___ TESTO DEL DOCUMENTO

Invece di dare risposte sensate, la consorteria che controlla il Pdl campano - e non solo campano - si sta scannando per accaparrarsi i milioni che Berlusconi ha promesso, con un decreto che il presidente Napolitano dovrebbe promulgare senza averlo ancora nemmeno visto. E comunque dobbiamo sapere che la soluzione non verrà certo da lì.
A sette mesi dalla visita della delegazione del parlamento europeo, che aveva constatato il disastro provocato da 14 anni di gestione commissariale dei rifiuti campani e dai due di gestione Bertolaso, è ora la volta di una delegazione della Commissione europea, il cui responso è molto più gravido di conseguenze; perché non potrà che confermare il blocco dei finanziamenti Ue determinato da una procedura di infrazione nei confronti dell'Italia. Il capodelegazione ha già dichiarato che rispetto a due anni fa niente è cambiato (il che non è esatto, perché la situazione si è ulteriormente aggravata) e presto la Commissione europea dovrà prendere atto di quello che si è finora rifiutata di ammettere: e cioè che le numerose denunce dei molti comitati che si sono rivolte a lei e al parlamento europeo sono pienamente fondate; e che le smentite del governo e di Bertolaso, secondo cui tutto era in via di riordino e l'emergenza era stata superata, erano sonore balle.

______
___ ESTRATTO DEI DATI

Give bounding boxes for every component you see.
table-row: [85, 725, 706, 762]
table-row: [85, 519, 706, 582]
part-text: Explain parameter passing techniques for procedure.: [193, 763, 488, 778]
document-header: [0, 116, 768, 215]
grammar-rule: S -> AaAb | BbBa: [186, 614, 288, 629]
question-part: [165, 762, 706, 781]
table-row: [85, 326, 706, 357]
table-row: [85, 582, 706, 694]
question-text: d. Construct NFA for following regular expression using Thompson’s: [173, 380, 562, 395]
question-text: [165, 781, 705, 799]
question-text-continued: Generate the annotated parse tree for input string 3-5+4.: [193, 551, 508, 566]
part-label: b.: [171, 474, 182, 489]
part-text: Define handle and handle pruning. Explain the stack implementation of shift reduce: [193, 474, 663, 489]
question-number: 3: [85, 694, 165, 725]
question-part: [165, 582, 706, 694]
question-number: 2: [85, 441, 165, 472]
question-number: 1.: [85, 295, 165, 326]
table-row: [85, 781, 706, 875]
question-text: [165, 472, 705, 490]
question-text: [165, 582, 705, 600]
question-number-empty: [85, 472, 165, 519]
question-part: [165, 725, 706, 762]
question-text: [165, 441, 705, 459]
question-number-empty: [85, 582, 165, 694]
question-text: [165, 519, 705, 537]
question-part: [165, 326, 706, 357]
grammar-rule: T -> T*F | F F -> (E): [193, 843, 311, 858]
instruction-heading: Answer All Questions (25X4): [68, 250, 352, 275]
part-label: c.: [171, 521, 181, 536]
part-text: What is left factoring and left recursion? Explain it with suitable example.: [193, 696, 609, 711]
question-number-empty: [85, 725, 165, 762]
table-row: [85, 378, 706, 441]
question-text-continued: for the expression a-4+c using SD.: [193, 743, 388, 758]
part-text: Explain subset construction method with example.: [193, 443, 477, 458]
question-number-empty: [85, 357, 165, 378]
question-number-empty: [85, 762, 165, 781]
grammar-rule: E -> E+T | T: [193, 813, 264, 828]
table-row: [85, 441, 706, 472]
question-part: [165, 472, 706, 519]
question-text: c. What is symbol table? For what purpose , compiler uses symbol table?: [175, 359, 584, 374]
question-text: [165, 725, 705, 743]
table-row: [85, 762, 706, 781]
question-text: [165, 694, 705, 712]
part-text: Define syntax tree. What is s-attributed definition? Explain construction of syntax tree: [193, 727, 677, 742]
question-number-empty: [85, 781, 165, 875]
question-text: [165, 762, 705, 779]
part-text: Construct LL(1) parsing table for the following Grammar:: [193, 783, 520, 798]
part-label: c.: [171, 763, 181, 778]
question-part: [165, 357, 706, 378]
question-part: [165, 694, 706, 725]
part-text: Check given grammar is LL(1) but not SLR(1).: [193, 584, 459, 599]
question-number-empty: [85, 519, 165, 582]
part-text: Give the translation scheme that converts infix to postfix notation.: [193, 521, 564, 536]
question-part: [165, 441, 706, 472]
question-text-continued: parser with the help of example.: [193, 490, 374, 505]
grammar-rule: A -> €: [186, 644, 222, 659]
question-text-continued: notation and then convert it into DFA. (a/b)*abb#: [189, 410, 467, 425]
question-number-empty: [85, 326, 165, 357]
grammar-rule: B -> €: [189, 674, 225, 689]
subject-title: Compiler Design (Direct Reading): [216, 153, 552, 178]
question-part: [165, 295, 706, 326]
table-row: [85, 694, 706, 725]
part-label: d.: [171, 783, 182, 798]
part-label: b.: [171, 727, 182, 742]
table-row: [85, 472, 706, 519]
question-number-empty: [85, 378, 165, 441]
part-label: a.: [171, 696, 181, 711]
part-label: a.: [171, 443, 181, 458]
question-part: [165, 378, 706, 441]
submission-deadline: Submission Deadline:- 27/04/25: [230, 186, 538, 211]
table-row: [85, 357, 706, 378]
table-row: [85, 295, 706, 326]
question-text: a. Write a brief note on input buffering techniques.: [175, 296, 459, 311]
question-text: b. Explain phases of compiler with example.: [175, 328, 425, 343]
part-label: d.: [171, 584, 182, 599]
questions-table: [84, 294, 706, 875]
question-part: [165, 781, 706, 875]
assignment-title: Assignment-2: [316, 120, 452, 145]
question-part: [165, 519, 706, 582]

______

# [DOMANDE]
1. Secondo il testo sui rifiuti campani, quanti mesi prima della delegazione della Commissione europea era avvenuta la visita della delegazione del parlamento europeo?
2. Ripeta fedelmente il passo del testo sui rifiuti campani che comincia con "Invece di dare" e termina con "certo da lì.".

# [SOLUZIONI]
1. Sette mesi prima.

2.
Invece di dare risposte sensate, la consorteria che controlla il Pdl campano - e non solo campano - si sta scannando per accaparrarsi i milioni che Berlusconi ha promesso, con un decreto che il presidente Napolitano dovrebbe promulgare senza averlo ancora nemmeno visto. E comunque dobbiamo sapere che la soluzione non verrà certo da lì.